(Collected data entries)
════

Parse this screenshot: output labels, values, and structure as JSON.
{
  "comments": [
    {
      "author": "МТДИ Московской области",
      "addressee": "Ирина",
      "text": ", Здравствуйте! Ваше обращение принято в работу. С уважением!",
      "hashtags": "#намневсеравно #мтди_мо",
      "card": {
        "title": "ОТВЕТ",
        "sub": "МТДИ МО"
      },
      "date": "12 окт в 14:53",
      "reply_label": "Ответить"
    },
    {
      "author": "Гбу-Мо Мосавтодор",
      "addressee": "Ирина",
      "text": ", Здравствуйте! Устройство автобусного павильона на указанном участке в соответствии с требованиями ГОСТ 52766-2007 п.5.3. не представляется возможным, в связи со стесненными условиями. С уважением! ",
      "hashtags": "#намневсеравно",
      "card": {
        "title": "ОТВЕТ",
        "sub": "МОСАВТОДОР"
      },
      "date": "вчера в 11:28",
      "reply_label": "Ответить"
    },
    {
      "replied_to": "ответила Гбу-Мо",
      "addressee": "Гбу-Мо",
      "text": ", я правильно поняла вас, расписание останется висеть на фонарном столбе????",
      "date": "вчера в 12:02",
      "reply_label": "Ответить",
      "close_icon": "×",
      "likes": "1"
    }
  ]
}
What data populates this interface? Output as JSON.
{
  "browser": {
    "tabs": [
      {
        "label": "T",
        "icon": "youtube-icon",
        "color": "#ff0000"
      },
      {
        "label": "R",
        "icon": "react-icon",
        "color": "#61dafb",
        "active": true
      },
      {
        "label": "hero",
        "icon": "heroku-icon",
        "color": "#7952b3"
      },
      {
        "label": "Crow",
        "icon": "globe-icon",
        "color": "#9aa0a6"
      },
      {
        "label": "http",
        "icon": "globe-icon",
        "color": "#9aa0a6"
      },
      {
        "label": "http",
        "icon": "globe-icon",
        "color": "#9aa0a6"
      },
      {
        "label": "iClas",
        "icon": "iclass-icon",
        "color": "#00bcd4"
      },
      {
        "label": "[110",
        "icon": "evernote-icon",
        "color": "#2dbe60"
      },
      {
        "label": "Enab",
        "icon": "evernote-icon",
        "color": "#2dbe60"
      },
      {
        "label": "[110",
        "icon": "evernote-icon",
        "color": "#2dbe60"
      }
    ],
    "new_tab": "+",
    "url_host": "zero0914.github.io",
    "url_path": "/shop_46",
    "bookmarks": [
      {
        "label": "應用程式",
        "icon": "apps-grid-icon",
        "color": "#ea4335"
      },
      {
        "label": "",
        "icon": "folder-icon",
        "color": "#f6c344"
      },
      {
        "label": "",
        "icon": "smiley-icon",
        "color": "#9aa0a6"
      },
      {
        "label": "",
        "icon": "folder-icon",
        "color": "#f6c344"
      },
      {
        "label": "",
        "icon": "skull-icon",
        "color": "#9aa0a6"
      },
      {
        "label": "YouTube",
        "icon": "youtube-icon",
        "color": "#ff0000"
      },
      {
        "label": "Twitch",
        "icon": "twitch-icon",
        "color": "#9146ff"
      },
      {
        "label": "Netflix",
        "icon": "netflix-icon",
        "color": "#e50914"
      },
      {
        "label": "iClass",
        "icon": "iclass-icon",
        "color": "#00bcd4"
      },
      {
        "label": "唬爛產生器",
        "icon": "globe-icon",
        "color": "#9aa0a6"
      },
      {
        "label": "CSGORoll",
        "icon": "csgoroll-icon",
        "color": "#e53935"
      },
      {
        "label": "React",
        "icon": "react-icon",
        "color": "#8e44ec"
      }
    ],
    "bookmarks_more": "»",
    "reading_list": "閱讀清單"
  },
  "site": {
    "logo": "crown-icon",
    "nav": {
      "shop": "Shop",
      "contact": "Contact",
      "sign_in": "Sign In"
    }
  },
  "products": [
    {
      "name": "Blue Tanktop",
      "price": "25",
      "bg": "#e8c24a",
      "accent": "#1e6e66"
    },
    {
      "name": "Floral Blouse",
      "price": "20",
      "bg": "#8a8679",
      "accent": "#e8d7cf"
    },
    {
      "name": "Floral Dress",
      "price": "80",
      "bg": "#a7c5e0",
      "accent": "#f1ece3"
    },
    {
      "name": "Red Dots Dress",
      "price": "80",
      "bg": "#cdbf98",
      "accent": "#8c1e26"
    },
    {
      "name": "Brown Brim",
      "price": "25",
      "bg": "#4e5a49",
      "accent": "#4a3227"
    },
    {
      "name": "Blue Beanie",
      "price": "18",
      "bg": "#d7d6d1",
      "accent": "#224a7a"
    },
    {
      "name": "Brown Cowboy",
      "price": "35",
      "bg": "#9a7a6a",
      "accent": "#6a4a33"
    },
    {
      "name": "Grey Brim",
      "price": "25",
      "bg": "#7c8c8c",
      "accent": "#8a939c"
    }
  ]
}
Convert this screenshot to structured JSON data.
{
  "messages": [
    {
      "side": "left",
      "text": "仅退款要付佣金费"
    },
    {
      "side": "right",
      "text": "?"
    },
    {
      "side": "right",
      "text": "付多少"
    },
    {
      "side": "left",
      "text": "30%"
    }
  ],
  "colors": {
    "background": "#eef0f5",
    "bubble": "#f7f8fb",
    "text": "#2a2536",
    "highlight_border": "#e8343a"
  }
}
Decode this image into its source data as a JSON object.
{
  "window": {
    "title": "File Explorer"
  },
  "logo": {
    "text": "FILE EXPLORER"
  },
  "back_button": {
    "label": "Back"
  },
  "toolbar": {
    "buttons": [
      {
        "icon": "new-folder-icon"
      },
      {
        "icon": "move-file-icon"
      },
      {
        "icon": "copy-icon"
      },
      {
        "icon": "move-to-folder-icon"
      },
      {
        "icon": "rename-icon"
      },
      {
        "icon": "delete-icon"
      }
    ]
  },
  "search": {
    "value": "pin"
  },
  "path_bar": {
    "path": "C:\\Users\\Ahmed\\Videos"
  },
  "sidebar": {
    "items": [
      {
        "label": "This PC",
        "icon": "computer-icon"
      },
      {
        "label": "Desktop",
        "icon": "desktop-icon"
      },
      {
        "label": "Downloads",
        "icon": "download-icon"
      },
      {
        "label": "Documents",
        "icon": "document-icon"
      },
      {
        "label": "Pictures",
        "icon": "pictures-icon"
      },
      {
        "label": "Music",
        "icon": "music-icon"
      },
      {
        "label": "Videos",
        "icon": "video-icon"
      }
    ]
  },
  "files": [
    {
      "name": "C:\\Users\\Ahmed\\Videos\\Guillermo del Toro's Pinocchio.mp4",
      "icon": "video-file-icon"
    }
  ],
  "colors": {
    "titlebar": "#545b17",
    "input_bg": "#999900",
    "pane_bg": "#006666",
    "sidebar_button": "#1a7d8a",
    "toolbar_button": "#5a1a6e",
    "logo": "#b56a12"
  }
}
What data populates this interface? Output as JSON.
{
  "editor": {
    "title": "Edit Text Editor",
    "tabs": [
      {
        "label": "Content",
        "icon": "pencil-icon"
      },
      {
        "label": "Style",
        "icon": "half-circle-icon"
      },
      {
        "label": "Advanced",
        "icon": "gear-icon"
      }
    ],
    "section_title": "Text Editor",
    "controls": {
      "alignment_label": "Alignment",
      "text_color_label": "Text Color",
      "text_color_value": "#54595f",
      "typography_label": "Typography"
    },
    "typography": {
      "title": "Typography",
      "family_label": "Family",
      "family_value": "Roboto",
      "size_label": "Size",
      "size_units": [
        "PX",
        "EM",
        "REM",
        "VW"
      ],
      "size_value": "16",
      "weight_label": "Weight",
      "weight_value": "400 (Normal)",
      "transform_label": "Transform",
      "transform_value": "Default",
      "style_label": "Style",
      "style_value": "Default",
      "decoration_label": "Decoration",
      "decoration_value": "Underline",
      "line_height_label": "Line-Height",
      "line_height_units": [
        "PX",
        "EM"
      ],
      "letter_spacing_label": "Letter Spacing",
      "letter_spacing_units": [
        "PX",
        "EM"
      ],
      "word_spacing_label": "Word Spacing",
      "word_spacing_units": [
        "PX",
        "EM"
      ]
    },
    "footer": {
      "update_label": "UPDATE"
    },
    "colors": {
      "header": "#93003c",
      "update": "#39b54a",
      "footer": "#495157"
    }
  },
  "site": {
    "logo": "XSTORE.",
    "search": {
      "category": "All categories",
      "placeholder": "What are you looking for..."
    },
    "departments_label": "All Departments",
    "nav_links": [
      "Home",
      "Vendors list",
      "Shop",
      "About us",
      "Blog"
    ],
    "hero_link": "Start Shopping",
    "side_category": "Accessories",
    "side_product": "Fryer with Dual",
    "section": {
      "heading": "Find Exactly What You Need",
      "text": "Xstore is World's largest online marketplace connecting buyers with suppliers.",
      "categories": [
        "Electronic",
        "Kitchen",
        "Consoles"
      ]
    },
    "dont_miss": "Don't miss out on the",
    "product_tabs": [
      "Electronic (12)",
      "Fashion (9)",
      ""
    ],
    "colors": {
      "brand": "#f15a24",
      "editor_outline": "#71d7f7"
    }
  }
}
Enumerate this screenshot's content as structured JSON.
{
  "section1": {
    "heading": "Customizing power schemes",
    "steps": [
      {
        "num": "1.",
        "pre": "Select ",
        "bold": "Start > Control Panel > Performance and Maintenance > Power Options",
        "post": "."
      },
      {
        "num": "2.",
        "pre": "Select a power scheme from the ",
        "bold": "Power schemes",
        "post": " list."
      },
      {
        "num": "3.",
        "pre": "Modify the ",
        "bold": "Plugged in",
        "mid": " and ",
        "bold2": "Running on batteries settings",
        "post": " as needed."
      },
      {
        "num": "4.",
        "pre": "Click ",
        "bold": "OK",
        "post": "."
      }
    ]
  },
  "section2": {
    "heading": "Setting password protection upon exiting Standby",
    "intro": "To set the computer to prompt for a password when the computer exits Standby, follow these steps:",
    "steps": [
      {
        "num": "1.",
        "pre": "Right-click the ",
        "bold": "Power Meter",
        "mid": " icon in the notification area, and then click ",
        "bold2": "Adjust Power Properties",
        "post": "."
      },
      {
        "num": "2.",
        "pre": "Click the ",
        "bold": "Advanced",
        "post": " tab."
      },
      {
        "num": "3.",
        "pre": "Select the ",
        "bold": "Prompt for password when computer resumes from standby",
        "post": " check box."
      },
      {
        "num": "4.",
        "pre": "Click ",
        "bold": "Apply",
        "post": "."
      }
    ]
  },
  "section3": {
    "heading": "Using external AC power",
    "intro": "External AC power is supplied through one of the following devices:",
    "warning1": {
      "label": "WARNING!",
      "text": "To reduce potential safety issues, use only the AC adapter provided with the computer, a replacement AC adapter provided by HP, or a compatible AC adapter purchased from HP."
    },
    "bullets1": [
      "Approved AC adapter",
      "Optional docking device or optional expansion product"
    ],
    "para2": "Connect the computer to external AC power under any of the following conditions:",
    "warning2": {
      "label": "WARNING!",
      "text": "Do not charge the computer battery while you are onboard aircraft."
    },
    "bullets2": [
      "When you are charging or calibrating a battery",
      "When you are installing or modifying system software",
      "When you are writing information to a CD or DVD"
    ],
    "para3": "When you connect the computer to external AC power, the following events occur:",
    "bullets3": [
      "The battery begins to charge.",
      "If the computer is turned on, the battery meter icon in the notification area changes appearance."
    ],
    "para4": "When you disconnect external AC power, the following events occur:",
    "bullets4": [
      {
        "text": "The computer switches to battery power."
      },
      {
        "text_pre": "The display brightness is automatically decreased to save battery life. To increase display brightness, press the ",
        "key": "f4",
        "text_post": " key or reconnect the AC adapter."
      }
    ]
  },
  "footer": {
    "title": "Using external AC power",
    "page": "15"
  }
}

════

WRITTEN INSTRUCTION
Among the lines of the data, identify those with the word "battery". Copy each of them.

EXERCISE RESPONSE
      "text": "Do not charge the computer battery while you are onboard aircraft."
      "When you are charging or calibrating a battery",
      "The battery begins to charge.",
      "If the computer is turned on, the battery meter icon in the notification area changes appearance."
        "text": "The computer switches to battery power."
        "text_pre": "The display brightness is automatically decreased to save battery life. To increase display brightness, press the ",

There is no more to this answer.